Aim of the exercise: Go through the entries below and print each one exactly, leaving out pictures.

Material for the task:
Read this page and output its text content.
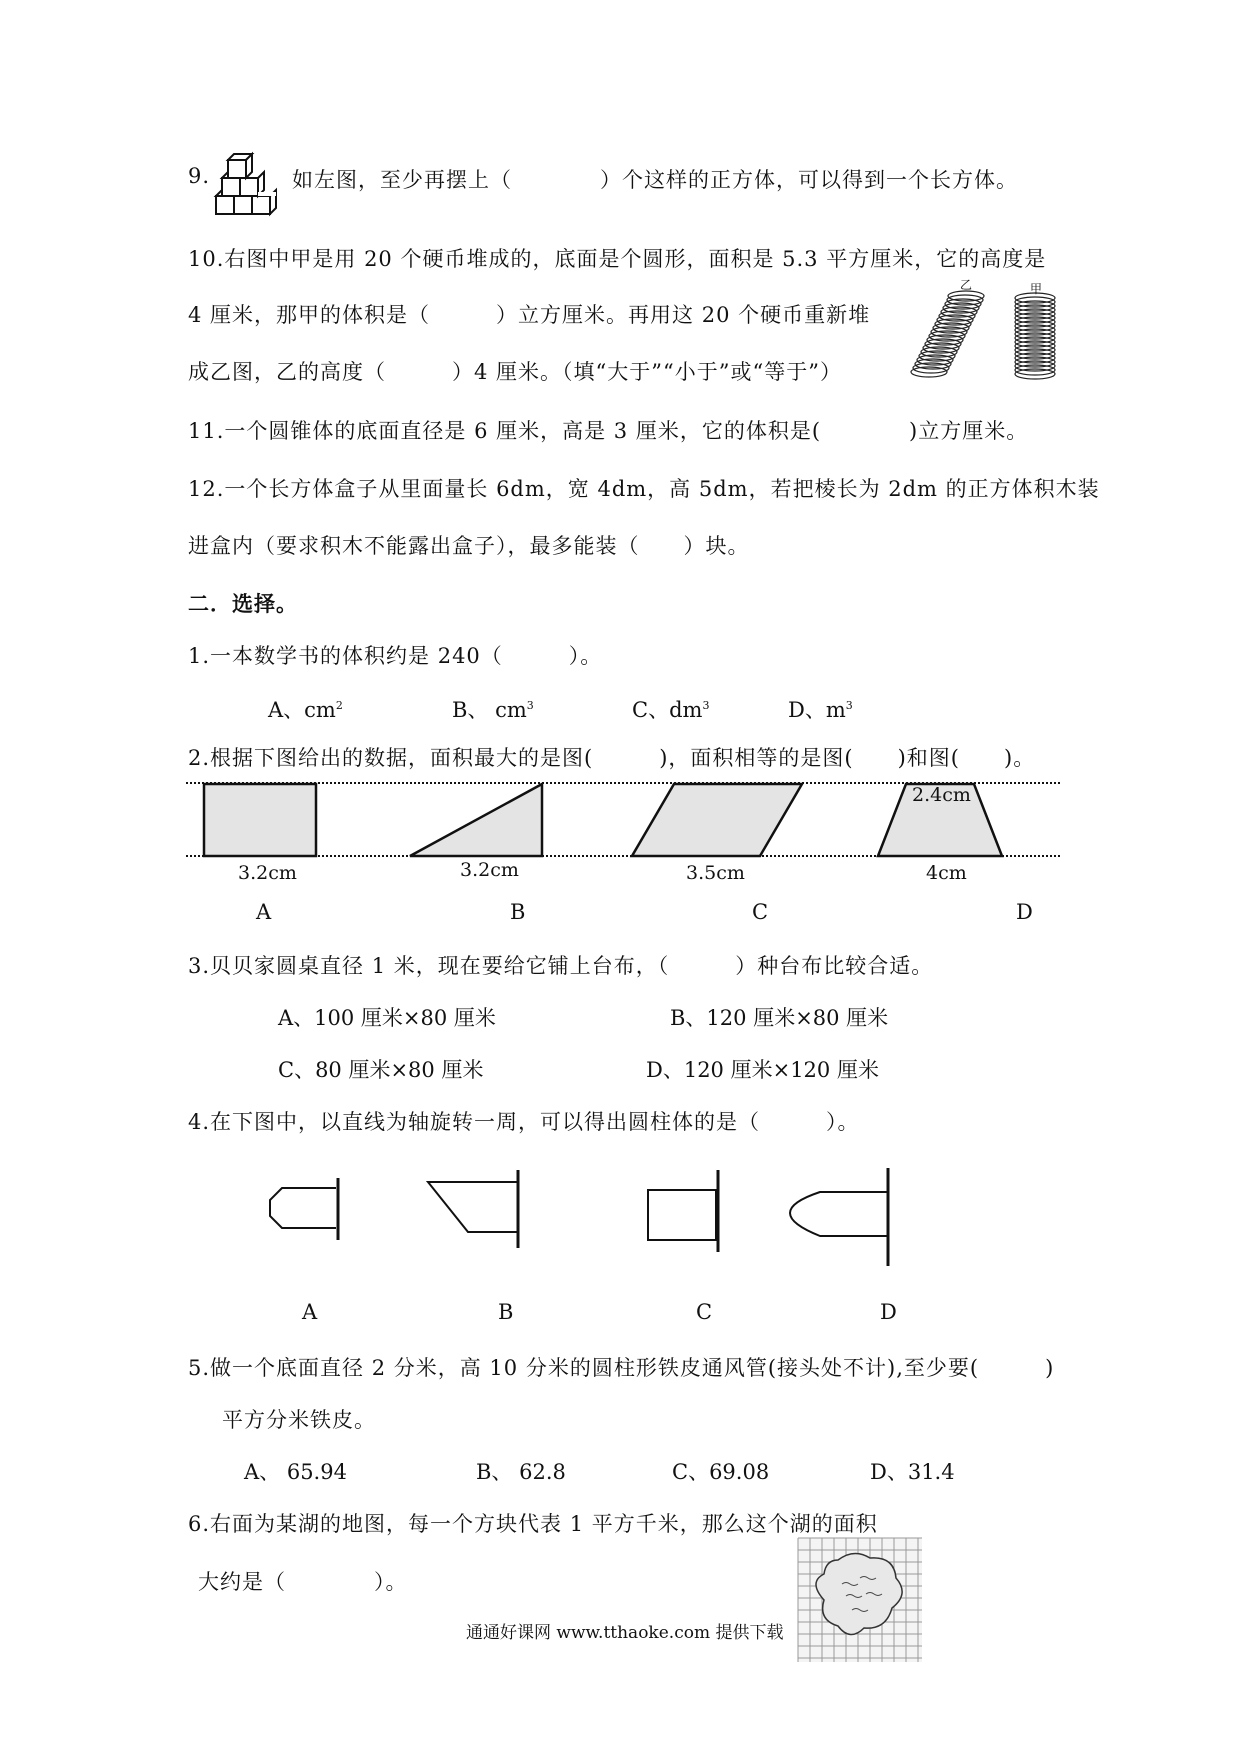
9.	如左图，至少再摆上（　　　　）个这样的正方体，可以得到一个长方体。
10.右图中甲是用 20 个硬币堆成的，底面是个圆形，面积是 5.3 平方厘米，它的高度是
4 厘米，那甲的体积是（　　　）立方厘米。再用这 20 个硬币重新堆
成乙图，乙的高度（　　　）4 厘米。（填“大于”“小于”或“等于”）
乙	甲
11.一个圆锥体的底面直径是 6 厘米，高是 3 厘米，它的体积是(　　　　)立方厘米。
12.一个长方体盒子从里面量长 6dm，宽 4dm，高 5dm，若把棱长为 2dm 的正方体积木装
进盒内（要求积木不能露出盒子），最多能装（　　）块。
二．选择。
1.一本数学书的体积约是 240（　　　）。
A、$cm^2$	B、 $cm^3$	C、$dm^3$	D、$m^3$
2.根据下图给出的数据，面积最大的是图(　　　)，面积相等的是图(　　)和图(　　)。
3.2cm	3.2cm	3.5cm	4cm
2.4cm
A	B	C	D
3.贝贝家圆桌直径 1 米，现在要给它铺上台布，（　　　）种台布比较合适。
A、100 厘米×80 厘米	B、120 厘米×80 厘米
C、80 厘米×80 厘米	D、120 厘米×120 厘米
4.在下图中，以直线为轴旋转一周，可以得出圆柱体的是（　　　）。
A	B	C	D
5.做一个底面直径 2 分米，高 10 分米的圆柱形铁皮通风管(接头处不计),至少要(　　　)
平方分米铁皮。
A、 65.94	B、 62.8	C、69.08	D、31.4
6.右面为某湖的地图，每一个方块代表 1 平方千米，那么这个湖的面积
大约是（　　　　）。
通通好课网 www.tthaoke.com 提供下载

In response:
Read this page and output its text content.
9.	如左图，至少再摆上（　　　　）个这样的正方体，可以得到一个长方体。
10.右图中甲是用 20 个硬币堆成的，底面是个圆形，面积是 5.3 平方厘米，它的高度是
4 厘米，那甲的体积是（　　　）立方厘米。再用这 20 个硬币重新堆
成乙图，乙的高度（　　　）4 厘米。（填“大于”“小于”或“等于”）
乙	甲
11.一个圆锥体的底面直径是 6 厘米，高是 3 厘米，它的体积是(　　　　)立方厘米。
12.一个长方体盒子从里面量长 6dm，宽 4dm，高 5dm，若把棱长为 2dm 的正方体积木装
进盒内（要求积木不能露出盒子），最多能装（　　）块。
二．选择。
1.一本数学书的体积约是 240（　　　）。
A、$cm^2$	B、 $cm^3$	C、$dm^3$	D、$m^3$
2.根据下图给出的数据，面积最大的是图(　　　)，面积相等的是图(　　)和图(　　)。
3.2cm	3.2cm	3.5cm	4cm
2.4cm
A	B	C	D
3.贝贝家圆桌直径 1 米，现在要给它铺上台布，（　　　）种台布比较合适。
A、100 厘米×80 厘米	B、120 厘米×80 厘米
C、80 厘米×80 厘米	D、120 厘米×120 厘米
4.在下图中，以直线为轴旋转一周，可以得出圆柱体的是（　　　）。
A	B	C	D
5.做一个底面直径 2 分米，高 10 分米的圆柱形铁皮通风管(接头处不计),至少要(　　　)
平方分米铁皮。
A、 65.94	B、 62.8	C、69.08	D、31.4
6.右面为某湖的地图，每一个方块代表 1 平方千米，那么这个湖的面积
大约是（　　　　）。
通通好课网 www.tthaoke.com 提供下载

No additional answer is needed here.